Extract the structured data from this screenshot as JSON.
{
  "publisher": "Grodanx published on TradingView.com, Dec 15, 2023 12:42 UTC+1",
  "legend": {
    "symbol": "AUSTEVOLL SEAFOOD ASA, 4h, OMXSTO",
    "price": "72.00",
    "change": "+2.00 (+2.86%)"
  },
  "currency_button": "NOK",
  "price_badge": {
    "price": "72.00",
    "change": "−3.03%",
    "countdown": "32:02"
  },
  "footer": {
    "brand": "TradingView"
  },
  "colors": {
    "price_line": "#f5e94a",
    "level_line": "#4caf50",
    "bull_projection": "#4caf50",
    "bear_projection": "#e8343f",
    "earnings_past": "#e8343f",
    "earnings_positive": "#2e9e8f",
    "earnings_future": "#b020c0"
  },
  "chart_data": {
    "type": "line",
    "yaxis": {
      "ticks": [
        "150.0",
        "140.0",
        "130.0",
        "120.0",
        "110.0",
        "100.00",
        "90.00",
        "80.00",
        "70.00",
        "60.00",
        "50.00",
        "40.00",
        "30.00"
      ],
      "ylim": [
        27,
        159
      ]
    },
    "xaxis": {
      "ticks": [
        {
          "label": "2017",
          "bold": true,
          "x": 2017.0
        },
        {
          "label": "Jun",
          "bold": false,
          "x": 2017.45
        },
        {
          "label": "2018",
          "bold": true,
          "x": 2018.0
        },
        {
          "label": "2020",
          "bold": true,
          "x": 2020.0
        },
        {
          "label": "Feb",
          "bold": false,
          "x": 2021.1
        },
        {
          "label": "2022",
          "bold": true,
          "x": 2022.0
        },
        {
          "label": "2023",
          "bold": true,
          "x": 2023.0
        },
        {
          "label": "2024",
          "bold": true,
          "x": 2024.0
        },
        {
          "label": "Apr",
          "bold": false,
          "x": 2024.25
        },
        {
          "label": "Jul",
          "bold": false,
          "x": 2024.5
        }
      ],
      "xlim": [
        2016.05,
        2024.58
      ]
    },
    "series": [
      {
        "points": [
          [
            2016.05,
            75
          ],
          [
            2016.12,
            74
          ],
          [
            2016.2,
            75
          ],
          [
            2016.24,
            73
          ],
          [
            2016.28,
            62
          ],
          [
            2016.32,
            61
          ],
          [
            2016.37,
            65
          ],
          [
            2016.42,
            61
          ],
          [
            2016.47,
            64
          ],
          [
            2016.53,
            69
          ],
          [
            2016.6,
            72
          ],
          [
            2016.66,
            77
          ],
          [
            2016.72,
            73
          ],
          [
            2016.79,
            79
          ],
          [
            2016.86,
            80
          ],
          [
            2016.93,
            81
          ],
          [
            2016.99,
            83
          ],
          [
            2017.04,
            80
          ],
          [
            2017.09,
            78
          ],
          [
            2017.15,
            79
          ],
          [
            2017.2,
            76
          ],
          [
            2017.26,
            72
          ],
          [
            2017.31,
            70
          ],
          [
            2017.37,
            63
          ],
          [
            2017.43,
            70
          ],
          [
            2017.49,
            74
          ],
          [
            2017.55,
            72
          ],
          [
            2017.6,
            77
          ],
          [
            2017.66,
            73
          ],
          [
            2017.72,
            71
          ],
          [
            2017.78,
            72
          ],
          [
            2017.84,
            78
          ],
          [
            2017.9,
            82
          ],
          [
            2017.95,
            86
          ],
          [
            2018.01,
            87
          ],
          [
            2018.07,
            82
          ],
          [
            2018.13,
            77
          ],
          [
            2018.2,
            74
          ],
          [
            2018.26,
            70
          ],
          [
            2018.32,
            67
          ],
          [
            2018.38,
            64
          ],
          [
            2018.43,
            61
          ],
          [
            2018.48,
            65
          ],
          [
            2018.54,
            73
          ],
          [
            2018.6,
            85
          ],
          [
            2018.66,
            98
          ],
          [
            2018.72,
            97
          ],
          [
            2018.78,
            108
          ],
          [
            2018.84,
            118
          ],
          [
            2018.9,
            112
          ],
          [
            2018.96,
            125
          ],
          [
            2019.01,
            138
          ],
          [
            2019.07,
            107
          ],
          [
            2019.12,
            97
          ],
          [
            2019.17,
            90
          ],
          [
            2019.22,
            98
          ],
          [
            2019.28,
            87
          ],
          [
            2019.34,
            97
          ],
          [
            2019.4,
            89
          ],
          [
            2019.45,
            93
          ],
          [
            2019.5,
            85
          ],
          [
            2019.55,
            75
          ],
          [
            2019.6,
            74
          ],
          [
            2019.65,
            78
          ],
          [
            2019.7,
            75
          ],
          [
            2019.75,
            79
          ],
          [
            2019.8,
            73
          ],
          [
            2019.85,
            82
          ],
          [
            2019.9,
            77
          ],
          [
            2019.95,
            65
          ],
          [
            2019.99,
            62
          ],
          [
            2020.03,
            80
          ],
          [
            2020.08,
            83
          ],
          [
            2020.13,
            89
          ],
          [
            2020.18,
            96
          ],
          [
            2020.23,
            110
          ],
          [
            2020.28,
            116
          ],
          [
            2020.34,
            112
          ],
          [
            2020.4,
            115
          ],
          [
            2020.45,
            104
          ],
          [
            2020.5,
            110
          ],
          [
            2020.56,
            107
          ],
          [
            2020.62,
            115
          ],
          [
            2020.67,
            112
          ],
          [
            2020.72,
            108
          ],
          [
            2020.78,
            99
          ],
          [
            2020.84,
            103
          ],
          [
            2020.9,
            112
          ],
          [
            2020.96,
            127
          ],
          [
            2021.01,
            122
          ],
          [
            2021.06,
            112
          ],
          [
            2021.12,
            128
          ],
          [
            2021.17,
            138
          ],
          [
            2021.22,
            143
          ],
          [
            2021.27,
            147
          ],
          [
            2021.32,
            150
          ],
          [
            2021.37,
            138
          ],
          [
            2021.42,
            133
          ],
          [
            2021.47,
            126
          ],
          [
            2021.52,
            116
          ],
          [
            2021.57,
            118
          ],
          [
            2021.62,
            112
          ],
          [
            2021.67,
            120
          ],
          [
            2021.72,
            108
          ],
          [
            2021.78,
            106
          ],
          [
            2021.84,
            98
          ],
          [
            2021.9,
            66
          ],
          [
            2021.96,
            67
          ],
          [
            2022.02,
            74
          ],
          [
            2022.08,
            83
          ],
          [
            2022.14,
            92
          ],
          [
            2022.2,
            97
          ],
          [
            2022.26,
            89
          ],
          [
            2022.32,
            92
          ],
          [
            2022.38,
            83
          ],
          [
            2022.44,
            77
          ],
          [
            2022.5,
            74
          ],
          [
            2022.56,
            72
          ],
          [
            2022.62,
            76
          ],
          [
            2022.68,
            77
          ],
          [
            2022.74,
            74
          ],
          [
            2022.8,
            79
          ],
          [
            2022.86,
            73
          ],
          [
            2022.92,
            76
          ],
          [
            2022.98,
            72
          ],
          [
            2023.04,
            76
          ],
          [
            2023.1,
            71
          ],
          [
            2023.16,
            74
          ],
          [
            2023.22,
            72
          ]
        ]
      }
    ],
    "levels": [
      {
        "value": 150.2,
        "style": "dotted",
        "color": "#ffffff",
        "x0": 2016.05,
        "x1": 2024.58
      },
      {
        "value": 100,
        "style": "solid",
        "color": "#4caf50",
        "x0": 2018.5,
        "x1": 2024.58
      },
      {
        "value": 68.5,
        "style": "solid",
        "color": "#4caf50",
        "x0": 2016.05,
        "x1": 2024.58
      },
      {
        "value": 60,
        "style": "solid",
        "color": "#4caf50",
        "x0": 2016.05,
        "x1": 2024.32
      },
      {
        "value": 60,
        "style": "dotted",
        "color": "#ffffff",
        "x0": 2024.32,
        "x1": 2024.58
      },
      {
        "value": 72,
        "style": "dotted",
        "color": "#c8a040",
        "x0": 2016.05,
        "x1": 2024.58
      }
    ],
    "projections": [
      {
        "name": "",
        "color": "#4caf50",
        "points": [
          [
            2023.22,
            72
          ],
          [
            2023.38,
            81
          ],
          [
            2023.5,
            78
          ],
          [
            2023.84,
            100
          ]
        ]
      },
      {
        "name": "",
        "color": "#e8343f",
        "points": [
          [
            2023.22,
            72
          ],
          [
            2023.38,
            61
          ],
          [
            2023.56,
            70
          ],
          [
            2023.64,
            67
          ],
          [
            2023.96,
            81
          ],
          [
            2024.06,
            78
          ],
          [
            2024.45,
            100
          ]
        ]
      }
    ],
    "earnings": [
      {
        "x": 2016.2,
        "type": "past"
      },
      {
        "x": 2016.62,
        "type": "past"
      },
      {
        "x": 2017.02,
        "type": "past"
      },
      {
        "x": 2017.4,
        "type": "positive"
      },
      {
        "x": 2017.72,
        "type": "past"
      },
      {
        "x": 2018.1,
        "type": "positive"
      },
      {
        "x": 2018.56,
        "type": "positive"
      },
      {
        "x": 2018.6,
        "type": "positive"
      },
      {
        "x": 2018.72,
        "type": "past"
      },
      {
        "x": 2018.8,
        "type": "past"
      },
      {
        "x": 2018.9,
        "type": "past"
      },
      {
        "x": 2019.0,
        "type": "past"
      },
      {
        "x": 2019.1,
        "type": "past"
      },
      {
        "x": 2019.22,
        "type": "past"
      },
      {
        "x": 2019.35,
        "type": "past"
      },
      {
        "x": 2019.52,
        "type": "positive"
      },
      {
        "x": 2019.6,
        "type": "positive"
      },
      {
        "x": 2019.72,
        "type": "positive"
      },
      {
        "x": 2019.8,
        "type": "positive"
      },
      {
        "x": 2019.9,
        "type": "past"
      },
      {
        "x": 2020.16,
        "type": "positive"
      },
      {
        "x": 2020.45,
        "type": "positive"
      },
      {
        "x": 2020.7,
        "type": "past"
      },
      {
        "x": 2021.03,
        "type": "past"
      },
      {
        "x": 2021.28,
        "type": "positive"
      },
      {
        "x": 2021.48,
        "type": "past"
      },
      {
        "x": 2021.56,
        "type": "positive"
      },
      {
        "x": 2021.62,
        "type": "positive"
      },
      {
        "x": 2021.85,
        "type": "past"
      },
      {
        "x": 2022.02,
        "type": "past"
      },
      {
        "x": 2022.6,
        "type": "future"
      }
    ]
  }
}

※

PROMPT: Which lines hold the word "label"? Return all of them from the records above.

RESPONSE TO THIS TASK:
          "label": "2017",
          "label": "Jun",
          "label": "2018",
          "label": "2020",
          "label": "Feb",
          "label": "2022",
          "label": "2023",
          "label": "2024",
          "label": "Apr",
          "label": "Jul",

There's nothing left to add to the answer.